■ Quoted text:
*****
Linley's Dungeon Crawl
Linley's Dungeon Crawl Logo.png
Developer(s) Linley Henzell

Crawl devteam

Designer(s) Linley Henzell
Platform(s) Cross-platform
Release date(s) 2 October 1997
Genre(s) Roguelike
Mode(s) Single player
Distribution Digital download

Linley's Dungeon Crawl (or just Dungeon Crawl or Crawl) is a roguelike computer game originally programmed by Linley Henzell in 1995, and first released to the general public on October 2, 1997 First post about new release at groups.google.com. Dungeon Crawl Stone Soup, a branch of Dungeon Crawl currently in development, is one of the most popular roguelikes being played today.[citation needed] The original game has been licensed under a quirky license based on Bison's license and NetHack License,[1] Stone Soup has contacted every past contributor and relicensed to GPLv2+.

Overview[edit]

Crawl starts with the player's choice of one of over twenty races: several different types of elves, dwarves, humans, ogres, octopi, tengu, centaurs, merfolk, and other fantasy beings. Racial selection sets base attributes, future skill advancement, and physical characteristics such as movement, resistances, and special abilities.
*****
■ To do:
- 1) According to the article on the game, who originally programmed Linley's Dungeon Crawl, and in what year?
- 2) Reproduce the part of the article on the game between "Crawl devteam" and "relicensed to GPLv2+.", inclusive, substituting "Pea Soup" for "Stone Soup".

■ Data extract:
*****
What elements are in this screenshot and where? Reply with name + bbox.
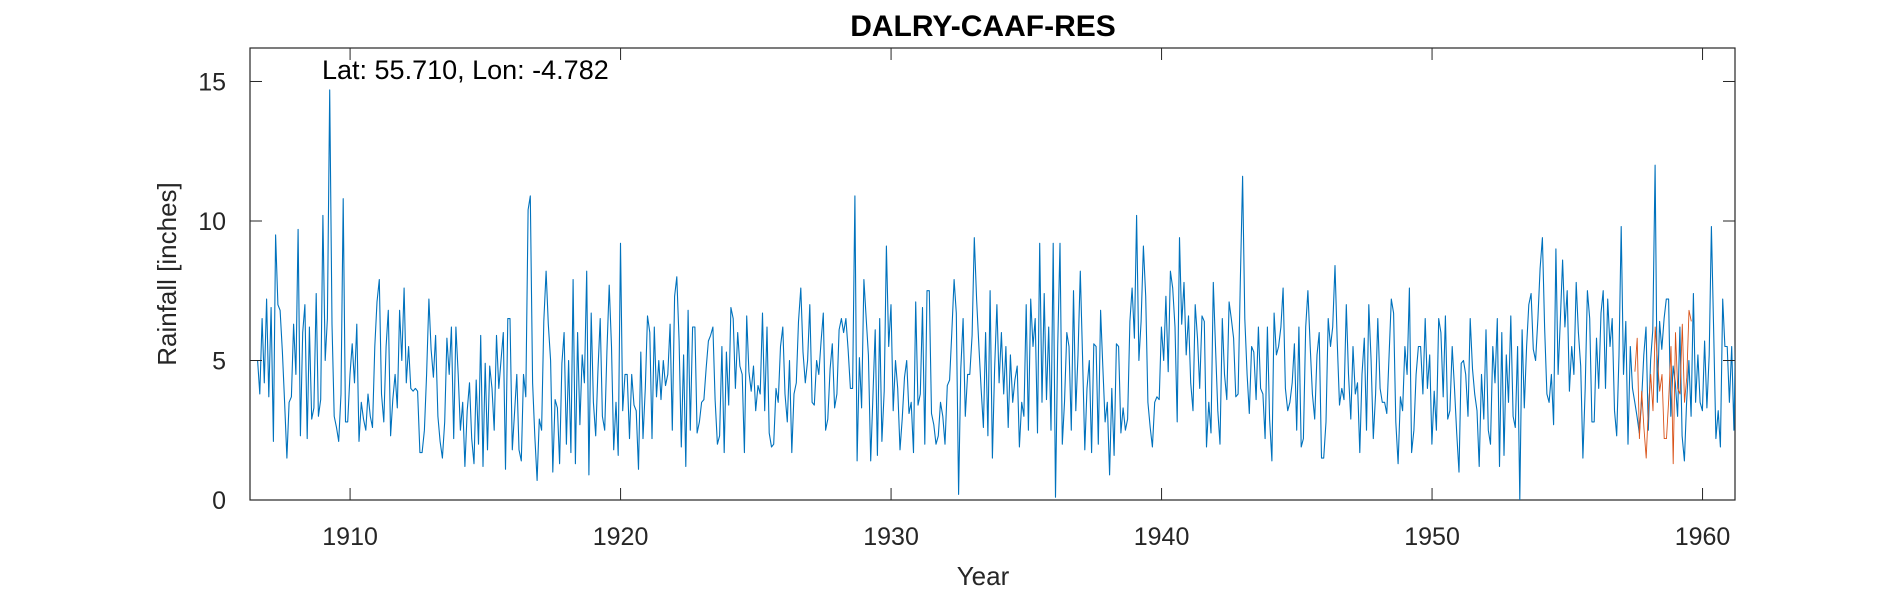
*****
■ Responses by task:
- 1) Linley Henzell, in 1995.

- 2)
Crawl devteam

Designer(s) Linley Henzell
Platform(s) Cross-platform
Release date(s) 2 October 1997
Genre(s) Roguelike
Mode(s) Single player
Distribution Digital download

Linley's Dungeon Crawl (or just Dungeon Crawl or Crawl) is a roguelike computer game originally programmed by Linley Henzell in 1995, and first released to the general public on October 2, 1997 First post about new release at groups.google.com. Dungeon Crawl Pea Soup, a branch of Dungeon Crawl currently in development, is one of the most popular roguelikes being played today.[citation needed] The original game has been licensed under a quirky license based on Bison's license and NetHack License,[1] Pea Soup has contacted every past contributor and relicensed to GPLv2+.